Rewrite the items below, changing each "interactable" to "clickable" and keeping everything else the same.

___ Supplied data ___

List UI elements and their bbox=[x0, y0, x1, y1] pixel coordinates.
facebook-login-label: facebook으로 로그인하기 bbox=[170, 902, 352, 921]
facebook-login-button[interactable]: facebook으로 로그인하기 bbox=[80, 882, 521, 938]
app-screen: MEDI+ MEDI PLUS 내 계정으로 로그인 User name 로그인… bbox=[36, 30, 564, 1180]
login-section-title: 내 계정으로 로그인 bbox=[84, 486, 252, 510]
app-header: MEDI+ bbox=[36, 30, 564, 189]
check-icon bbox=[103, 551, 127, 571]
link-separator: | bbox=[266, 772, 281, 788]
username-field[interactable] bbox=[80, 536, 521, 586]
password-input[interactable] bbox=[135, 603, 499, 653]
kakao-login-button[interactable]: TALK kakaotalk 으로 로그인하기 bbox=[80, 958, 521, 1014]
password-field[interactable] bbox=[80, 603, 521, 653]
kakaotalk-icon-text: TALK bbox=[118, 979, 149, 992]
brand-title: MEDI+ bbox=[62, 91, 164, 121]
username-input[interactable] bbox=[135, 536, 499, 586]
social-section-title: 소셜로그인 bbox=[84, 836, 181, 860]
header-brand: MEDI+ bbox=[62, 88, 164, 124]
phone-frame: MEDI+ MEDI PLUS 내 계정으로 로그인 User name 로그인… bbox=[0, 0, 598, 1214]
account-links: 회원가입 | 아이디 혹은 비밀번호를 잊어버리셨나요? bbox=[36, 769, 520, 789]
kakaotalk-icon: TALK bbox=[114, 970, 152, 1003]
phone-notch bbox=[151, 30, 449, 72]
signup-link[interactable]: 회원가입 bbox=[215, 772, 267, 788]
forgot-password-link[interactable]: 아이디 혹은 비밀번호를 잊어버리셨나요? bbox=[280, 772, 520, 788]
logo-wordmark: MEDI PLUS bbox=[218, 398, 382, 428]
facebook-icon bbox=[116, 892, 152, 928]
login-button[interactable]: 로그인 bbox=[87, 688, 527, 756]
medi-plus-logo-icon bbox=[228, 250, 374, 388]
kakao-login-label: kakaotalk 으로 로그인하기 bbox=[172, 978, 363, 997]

___

Answer below:
List UI elements and their bbox=[x0, y0, x1, y1] pixel coordinates.
facebook-login-label: facebook으로 로그인하기 bbox=[170, 902, 352, 921]
facebook-login-button[clickable]: facebook으로 로그인하기 bbox=[80, 882, 521, 938]
app-screen: MEDI+ MEDI PLUS 내 계정으로 로그인 User name 로그인… bbox=[36, 30, 564, 1180]
login-section-title: 내 계정으로 로그인 bbox=[84, 486, 252, 510]
app-header: MEDI+ bbox=[36, 30, 564, 189]
check-icon bbox=[103, 551, 127, 571]
link-separator: | bbox=[266, 772, 281, 788]
username-field[clickable] bbox=[80, 536, 521, 586]
password-input[clickable] bbox=[135, 603, 499, 653]
kakao-login-button[clickable]: TALK kakaotalk 으로 로그인하기 bbox=[80, 958, 521, 1014]
password-field[clickable] bbox=[80, 603, 521, 653]
kakaotalk-icon-text: TALK bbox=[118, 979, 149, 992]
brand-title: MEDI+ bbox=[62, 91, 164, 121]
username-input[clickable] bbox=[135, 536, 499, 586]
social-section-title: 소셜로그인 bbox=[84, 836, 181, 860]
header-brand: MEDI+ bbox=[62, 88, 164, 124]
phone-frame: MEDI+ MEDI PLUS 내 계정으로 로그인 User name 로그인… bbox=[0, 0, 598, 1214]
account-links: 회원가입 | 아이디 혹은 비밀번호를 잊어버리셨나요? bbox=[36, 769, 520, 789]
kakaotalk-icon: TALK bbox=[114, 970, 152, 1003]
phone-notch bbox=[151, 30, 449, 72]
signup-link[clickable]: 회원가입 bbox=[215, 772, 267, 788]
forgot-password-link[clickable]: 아이디 혹은 비밀번호를 잊어버리셨나요? bbox=[280, 772, 520, 788]
logo-wordmark: MEDI PLUS bbox=[218, 398, 382, 428]
facebook-icon bbox=[116, 892, 152, 928]
login-button[clickable]: 로그인 bbox=[87, 688, 527, 756]
medi-plus-logo-icon bbox=[228, 250, 374, 388]
kakao-login-label: kakaotalk 으로 로그인하기 bbox=[172, 978, 363, 997]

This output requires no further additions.